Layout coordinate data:

※

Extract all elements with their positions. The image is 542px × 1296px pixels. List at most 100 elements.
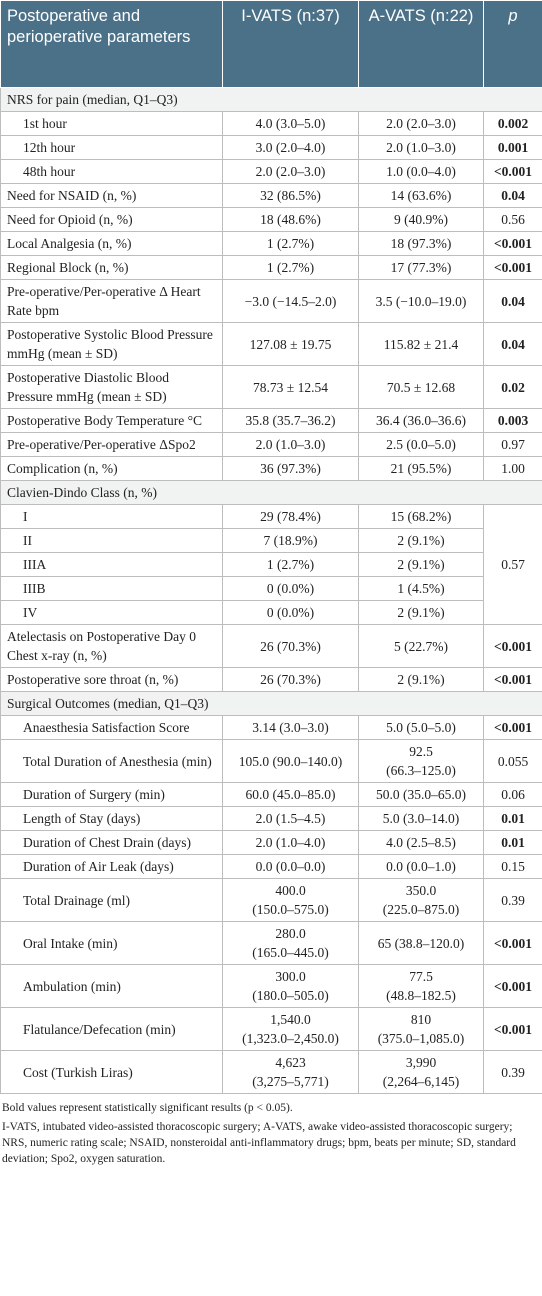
section-row: Surgical Outcomes (median, Q1–Q3) — [0, 691, 542, 716]
label-cell: Flatulance/Defecation (min) — [0, 1007, 223, 1051]
label-cell: Postoperative Body Temperature °C — [0, 408, 223, 433]
footnote: Bold values represent statistically sign… — [2, 1102, 293, 1114]
label-cell: Postoperative Diastolic Blood Pressure m… — [0, 365, 223, 409]
value-cell: 65 (38.8–120.0) — [358, 921, 484, 965]
footnotes: Bold values represent statistically sign… — [0, 1094, 542, 1167]
p-cell: <0.001 — [483, 921, 542, 965]
data-row: Pre-operative/Per-operative ΔSpo2 2.0 (1.… — [0, 432, 542, 457]
value-cell: 26 (70.3%) — [222, 667, 359, 692]
section-cell: Clavien-Dindo Class (n, %) — [0, 480, 542, 505]
value-cell: 4.0 (2.5–8.5) — [358, 830, 484, 855]
data-row: Duration of Chest Drain (days) 2.0 (1.0–4… — [0, 830, 542, 855]
data-row: 12th hour 3.0 (2.0–4.0) 2.0 (1.0–3.0) 0.001 — [0, 135, 542, 160]
data-row: Atelectasis on Postoperative Day 0 Chest… — [0, 624, 542, 668]
value-cell: 350.0 (225.0–875.0) — [358, 878, 484, 922]
data-row: Flatulance/Defecation (min) 1,540.0 (1,32… — [0, 1007, 542, 1051]
data-row: 1st hour 4.0 (3.0–5.0) 2.0 (2.0–3.0) 0.002 — [0, 111, 542, 136]
value-cell: 280.0 (165.0–445.0) — [222, 921, 359, 965]
label-cell: Total Drainage (ml) — [0, 878, 223, 922]
value-cell: 2.0 (2.0–3.0) — [358, 111, 484, 136]
value-cell: 127.08 ± 19.75 — [222, 322, 359, 366]
value-cell: 3.0 (2.0–4.0) — [222, 135, 359, 160]
data-row: Postoperative sore throat (n, %) 26 (70.3… — [0, 667, 542, 692]
p-cell: 0.39 — [483, 878, 542, 922]
data-row: II 7 (18.9%) 2 (9.1%) — [0, 528, 542, 553]
p-cell: 0.02 — [483, 365, 542, 409]
value-cell: 77.5 (48.8–182.5) — [358, 964, 484, 1008]
label-cell: Duration of Chest Drain (days) — [0, 830, 223, 855]
label-cell: Pre-operative/Per-operative ΔSpo2 — [0, 432, 223, 457]
section-row: Clavien-Dindo Class (n, %) — [0, 480, 542, 505]
label-cell: 48th hour — [0, 159, 223, 184]
p-cell: <0.001 — [483, 159, 542, 184]
value-cell: 4.0 (3.0–5.0) — [222, 111, 359, 136]
footnote: I-VATS, intubated video-assisted thoraco… — [2, 1121, 516, 1165]
data-row: Duration of Air Leak (days) 0.0 (0.0–0.0)… — [0, 854, 542, 879]
value-cell: 2 (9.1%) — [358, 600, 484, 625]
p-cell: <0.001 — [483, 964, 542, 1008]
data-row: Postoperative Systolic Blood Pressure mm… — [0, 322, 542, 366]
header-row: Postoperative and perioperative paramete… — [0, 0, 542, 88]
value-cell: 18 (48.6%) — [222, 207, 359, 232]
p-cell: <0.001 — [483, 255, 542, 280]
label-cell: IIIA — [0, 552, 223, 577]
label-cell: 1st hour — [0, 111, 223, 136]
data-row: Complication (n, %) 36 (97.3%) 21 (95.5%) 1… — [0, 456, 542, 481]
value-cell: 5.0 (5.0–5.0) — [358, 715, 484, 740]
value-cell: 14 (63.6%) — [358, 183, 484, 208]
data-row: Pre-operative/Per-operative Δ Heart Rate… — [0, 279, 542, 323]
label-cell: Oral Intake (min) — [0, 921, 223, 965]
data-row: Regional Block (n, %) 1 (2.7%) 17 (77.3%) <… — [0, 255, 542, 280]
value-cell: 18 (97.3%) — [358, 231, 484, 256]
header-cell: I-VATS (n:37) — [222, 0, 359, 88]
value-cell: 50.0 (35.0–65.0) — [358, 782, 484, 807]
p-cell: 1.00 — [483, 456, 542, 481]
p-cell: 0.055 — [483, 739, 542, 783]
value-cell: 92.5 (66.3–125.0) — [358, 739, 484, 783]
value-cell: 21 (95.5%) — [358, 456, 484, 481]
value-cell: 115.82 ± 21.4 — [358, 322, 484, 366]
data-row: Duration of Surgery (min) 60.0 (45.0–85.0… — [0, 782, 542, 807]
value-cell: 35.8 (35.7–36.2) — [222, 408, 359, 433]
table-header: Postoperative and perioperative paramete… — [0, 0, 542, 88]
data-row: Need for Opioid (n, %) 18 (48.6%) 9 (40.9%… — [0, 207, 542, 232]
p-cell: 0.01 — [483, 806, 542, 831]
value-cell: 29 (78.4%) — [222, 504, 359, 529]
value-cell: 4,623 (3,275–5,771) — [222, 1050, 359, 1094]
p-cell: 0.56 — [483, 207, 542, 232]
header-cell: p — [483, 0, 542, 88]
p-cell: <0.001 — [483, 624, 542, 668]
data-row: IIIB 0 (0.0%) 1 (4.5%) — [0, 576, 542, 601]
value-cell: 2.0 (2.0–3.0) — [222, 159, 359, 184]
data-row: Total Drainage (ml) 400.0 (150.0–575.0) 35… — [0, 878, 542, 922]
p-cell: 0.04 — [483, 322, 542, 366]
p-cell: 0.001 — [483, 135, 542, 160]
label-cell: Total Duration of Anesthesia (min) — [0, 739, 223, 783]
value-cell: 2.0 (1.0–3.0) — [358, 135, 484, 160]
p-cell: <0.001 — [483, 715, 542, 740]
label-cell: Complication (n, %) — [0, 456, 223, 481]
header-cell: A-VATS (n:22) — [358, 0, 484, 88]
value-cell: 3,990 (2,264–6,145) — [358, 1050, 484, 1094]
value-cell: 0.0 (0.0–1.0) — [358, 854, 484, 879]
label-cell: Atelectasis on Postoperative Day 0 Chest… — [0, 624, 223, 668]
data-row: Length of Stay (days) 2.0 (1.5–4.5) 5.0 (3… — [0, 806, 542, 831]
data-row: IIIA 1 (2.7%) 2 (9.1%) — [0, 552, 542, 577]
label-cell: Duration of Surgery (min) — [0, 782, 223, 807]
p-cell: 0.003 — [483, 408, 542, 433]
value-cell: 5 (22.7%) — [358, 624, 484, 668]
p-cell: 0.97 — [483, 432, 542, 457]
value-cell: 17 (77.3%) — [358, 255, 484, 280]
value-cell: 1 (2.7%) — [222, 231, 359, 256]
value-cell: 300.0 (180.0–505.0) — [222, 964, 359, 1008]
value-cell: 26 (70.3%) — [222, 624, 359, 668]
label-cell: Local Analgesia (n, %) — [0, 231, 223, 256]
label-cell: Regional Block (n, %) — [0, 255, 223, 280]
data-row: Total Duration of Anesthesia (min) 105.0 … — [0, 739, 542, 783]
value-cell: 1 (2.7%) — [222, 255, 359, 280]
label-cell: II — [0, 528, 223, 553]
label-cell: Anaesthesia Satisfaction Score — [0, 715, 223, 740]
value-cell: 3.14 (3.0–3.0) — [222, 715, 359, 740]
data-row: Postoperative Diastolic Blood Pressure m… — [0, 365, 542, 409]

※

= Written problem =
Copy all of the rows above word for word, leaving the pictures out.

= Exercise output =
Extract all elements with their positions. The image is 542px × 1296px pixels. List at most 100 elements.
section-row: Surgical Outcomes (median, Q1–Q3) — [0, 691, 542, 716]
label-cell: Flatulance/Defecation (min) — [0, 1007, 223, 1051]
label-cell: Postoperative Body Temperature °C — [0, 408, 223, 433]
footnote: Bold values represent statistically sign… — [2, 1102, 293, 1114]
label-cell: Postoperative Diastolic Blood Pressure m… — [0, 365, 223, 409]
value-cell: 65 (38.8–120.0) — [358, 921, 484, 965]
footnotes: Bold values represent statistically sign… — [0, 1094, 542, 1167]
p-cell: <0.001 — [483, 921, 542, 965]
data-row: Pre-operative/Per-operative ΔSpo2 2.0 (1.… — [0, 432, 542, 457]
value-cell: 26 (70.3%) — [222, 667, 359, 692]
section-cell: Clavien-Dindo Class (n, %) — [0, 480, 542, 505]
value-cell: 4.0 (2.5–8.5) — [358, 830, 484, 855]
data-row: Duration of Chest Drain (days) 2.0 (1.0–4… — [0, 830, 542, 855]
data-row: 12th hour 3.0 (2.0–4.0) 2.0 (1.0–3.0) 0.001 — [0, 135, 542, 160]
data-row: Atelectasis on Postoperative Day 0 Chest… — [0, 624, 542, 668]
value-cell: 350.0 (225.0–875.0) — [358, 878, 484, 922]
data-row: Flatulance/Defecation (min) 1,540.0 (1,32… — [0, 1007, 542, 1051]
data-row: 1st hour 4.0 (3.0–5.0) 2.0 (2.0–3.0) 0.002 — [0, 111, 542, 136]
value-cell: 280.0 (165.0–445.0) — [222, 921, 359, 965]
label-cell: Total Drainage (ml) — [0, 878, 223, 922]
value-cell: 2.0 (2.0–3.0) — [358, 111, 484, 136]
value-cell: 127.08 ± 19.75 — [222, 322, 359, 366]
value-cell: 3.0 (2.0–4.0) — [222, 135, 359, 160]
data-row: Postoperative sore throat (n, %) 26 (70.3… — [0, 667, 542, 692]
p-cell: 0.39 — [483, 878, 542, 922]
data-row: II 7 (18.9%) 2 (9.1%) — [0, 528, 542, 553]
p-cell: 0.02 — [483, 365, 542, 409]
value-cell: 77.5 (48.8–182.5) — [358, 964, 484, 1008]
label-cell: Duration of Chest Drain (days) — [0, 830, 223, 855]
label-cell: Pre-operative/Per-operative ΔSpo2 — [0, 432, 223, 457]
section-row: Clavien-Dindo Class (n, %) — [0, 480, 542, 505]
label-cell: 48th hour — [0, 159, 223, 184]
p-cell: <0.001 — [483, 159, 542, 184]
value-cell: 4.0 (3.0–5.0) — [222, 111, 359, 136]
footnote: I-VATS, intubated video-assisted thoraco… — [2, 1121, 516, 1165]
data-row: Duration of Air Leak (days) 0.0 (0.0–0.0)… — [0, 854, 542, 879]
value-cell: 2 (9.1%) — [358, 600, 484, 625]
p-cell: <0.001 — [483, 964, 542, 1008]
data-row: Postoperative Systolic Blood Pressure mm… — [0, 322, 542, 366]
header-row: Postoperative and perioperative paramete… — [0, 0, 542, 88]
value-cell: 18 (48.6%) — [222, 207, 359, 232]
p-cell: <0.001 — [483, 255, 542, 280]
label-cell: IIIA — [0, 552, 223, 577]
label-cell: 1st hour — [0, 111, 223, 136]
data-row: Complication (n, %) 36 (97.3%) 21 (95.5%) 1… — [0, 456, 542, 481]
value-cell: 5.0 (5.0–5.0) — [358, 715, 484, 740]
value-cell: 14 (63.6%) — [358, 183, 484, 208]
data-row: Pre-operative/Per-operative Δ Heart Rate… — [0, 279, 542, 323]
label-cell: Oral Intake (min) — [0, 921, 223, 965]
data-row: Regional Block (n, %) 1 (2.7%) 17 (77.3%) <… — [0, 255, 542, 280]
value-cell: 18 (97.3%) — [358, 231, 484, 256]
header-cell: I-VATS (n:37) — [222, 0, 359, 88]
value-cell: 50.0 (35.0–65.0) — [358, 782, 484, 807]
p-cell: 1.00 — [483, 456, 542, 481]
p-cell: 0.055 — [483, 739, 542, 783]
value-cell: 92.5 (66.3–125.0) — [358, 739, 484, 783]
value-cell: 21 (95.5%) — [358, 456, 484, 481]
value-cell: 115.82 ± 21.4 — [358, 322, 484, 366]
data-row: Duration of Surgery (min) 60.0 (45.0–85.0… — [0, 782, 542, 807]
value-cell: 35.8 (35.7–36.2) — [222, 408, 359, 433]
table-header: Postoperative and perioperative paramete… — [0, 0, 542, 88]
data-row: Need for Opioid (n, %) 18 (48.6%) 9 (40.9%… — [0, 207, 542, 232]
p-cell: 0.01 — [483, 806, 542, 831]
value-cell: 29 (78.4%) — [222, 504, 359, 529]
value-cell: 4,623 (3,275–5,771) — [222, 1050, 359, 1094]
p-cell: 0.56 — [483, 207, 542, 232]
header-cell: p — [483, 0, 542, 88]
p-cell: <0.001 — [483, 624, 542, 668]
data-row: IIIB 0 (0.0%) 1 (4.5%) — [0, 576, 542, 601]
value-cell: 2.0 (2.0–3.0) — [222, 159, 359, 184]
data-row: Total Drainage (ml) 400.0 (150.0–575.0) 35… — [0, 878, 542, 922]
p-cell: 0.04 — [483, 322, 542, 366]
p-cell: 0.001 — [483, 135, 542, 160]
label-cell: Total Duration of Anesthesia (min) — [0, 739, 223, 783]
value-cell: 2.0 (1.0–3.0) — [358, 135, 484, 160]
p-cell: <0.001 — [483, 715, 542, 740]
label-cell: Complication (n, %) — [0, 456, 223, 481]
header-cell: A-VATS (n:22) — [358, 0, 484, 88]
value-cell: 3,990 (2,264–6,145) — [358, 1050, 484, 1094]
value-cell: 0.0 (0.0–1.0) — [358, 854, 484, 879]
label-cell: Atelectasis on Postoperative Day 0 Chest… — [0, 624, 223, 668]
data-row: Length of Stay (days) 2.0 (1.5–4.5) 5.0 (3… — [0, 806, 542, 831]
data-row: IIIA 1 (2.7%) 2 (9.1%) — [0, 552, 542, 577]
label-cell: Duration of Surgery (min) — [0, 782, 223, 807]
p-cell: 0.003 — [483, 408, 542, 433]
value-cell: 5 (22.7%) — [358, 624, 484, 668]
p-cell: 0.97 — [483, 432, 542, 457]
value-cell: 17 (77.3%) — [358, 255, 484, 280]
value-cell: 1 (2.7%) — [222, 231, 359, 256]
value-cell: 300.0 (180.0–505.0) — [222, 964, 359, 1008]
value-cell: 26 (70.3%) — [222, 624, 359, 668]
label-cell: Local Analgesia (n, %) — [0, 231, 223, 256]
label-cell: Regional Block (n, %) — [0, 255, 223, 280]
data-row: Total Duration of Anesthesia (min) 105.0 … — [0, 739, 542, 783]
value-cell: 1 (2.7%) — [222, 255, 359, 280]
label-cell: II — [0, 528, 223, 553]
label-cell: Anaesthesia Satisfaction Score — [0, 715, 223, 740]
value-cell: 3.14 (3.0–3.0) — [222, 715, 359, 740]
data-row: Postoperative Diastolic Blood Pressure m… — [0, 365, 542, 409]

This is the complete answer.